--- Source passage ---
╭──

8. A Garfield Christmas (#10) (Mr. Hanky the Christmas Poo)

The fat cat who loves lasagna gets to move up a couple spots, largely benefiting from folks like Fred Flintstone and Charlie Brown getting kicked further down the line. This 1987 special is still a treat to take in that blends humor with a surprising amount of sentiment. It’s a shame it lost the network timeslot it held for many years.

7. DuckTales – Last Christmas! (UR) (Toy Tinkers)

DuckTales has made a comeback since 2015 and included among the new episodes is the show’s first ever Christmas special, and it’s wonderful! It turns the story of A Christmas Carol on its head, in a way, with a time travel tale all its own and features the first mother-son pairing of Della and Duey Duck. Plus it has a fantastic cameo from the late, great, Russi Taylor. If you have yet to see it, fix that this year. Especially since word has come out recently the show isn’t being renewed for a fourth season. 2020 just refuses to stop sucking!

6. Toy Tinkers (#7) (Simpsons Roasting on an Open Fire)

The Donald Duck/Chip and Dale vehicle moves up one spot this year. It matters little as this is a cartoon all animation lovers and Christmas enthusiasts should make a point to watch every year. The only negative is that the gunplay contained within this one means Disney+ will likely continue to shun it making it a tad harder to come by.

5. A Chipmunk Christmas (#3) (Pluto’s Christmas Tree)

Alvin and the gang spin a fine Christmas tale. I thought highly enough of it to rank it in the top 3 last time, but I’m bumping it down just a couple of spots this year as I basically rearrange some things. This one is becoming a little harder to come by each year as you can’t guarantee a network showing, but DVDs are cheap so grab one if you need it!

4. Simpsons Roasting on an Open Fire (#6) (A Charlie Brown Christmas)

The premiere episode of The Simpsons is still my favorite Christmas special the show has done. Sure, it’s a bit rough to look at these days, but the story is great, classic, Simpsons. I just wish it and the other 80s Christmas specials on this list were celebrated as much as the stuff from the 60s that hasn’t aged so well. Well, most of that stuff has aged horribly, but there’s one notable omission we’ll get to shortly.

3. Pluto’s Christmas Tree (#5) (A Chipmunk Christmas)

╰──

--- Listed entries ---

╭──

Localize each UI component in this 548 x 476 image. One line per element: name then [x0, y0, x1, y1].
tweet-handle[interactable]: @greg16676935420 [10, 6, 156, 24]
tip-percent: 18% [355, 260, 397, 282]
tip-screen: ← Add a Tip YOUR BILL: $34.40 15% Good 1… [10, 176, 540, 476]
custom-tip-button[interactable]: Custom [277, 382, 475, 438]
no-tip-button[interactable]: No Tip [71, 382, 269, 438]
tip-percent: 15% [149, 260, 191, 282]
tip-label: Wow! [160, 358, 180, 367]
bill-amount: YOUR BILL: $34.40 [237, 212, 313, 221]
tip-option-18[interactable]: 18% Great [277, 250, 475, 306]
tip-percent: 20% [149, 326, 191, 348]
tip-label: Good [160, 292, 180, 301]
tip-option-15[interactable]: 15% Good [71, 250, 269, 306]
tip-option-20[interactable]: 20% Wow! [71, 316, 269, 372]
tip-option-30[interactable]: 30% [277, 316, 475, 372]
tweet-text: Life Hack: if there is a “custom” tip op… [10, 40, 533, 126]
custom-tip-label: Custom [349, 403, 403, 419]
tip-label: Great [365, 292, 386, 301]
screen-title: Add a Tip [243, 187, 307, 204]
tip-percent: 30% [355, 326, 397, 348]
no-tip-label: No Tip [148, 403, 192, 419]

╰──

List every numbered title in the Christmas specials ranking together with the number it is given. Answer using only the Christmas specials ranking, not the data.

--- Finished exercise ---
8. A Garfield Christmas
7. DuckTales – Last Christmas!
6. Toy Tinkers
5. A Chipmunk Christmas
4. Simpsons Roasting on an Open Fire
3. Pluto's Christmas Tree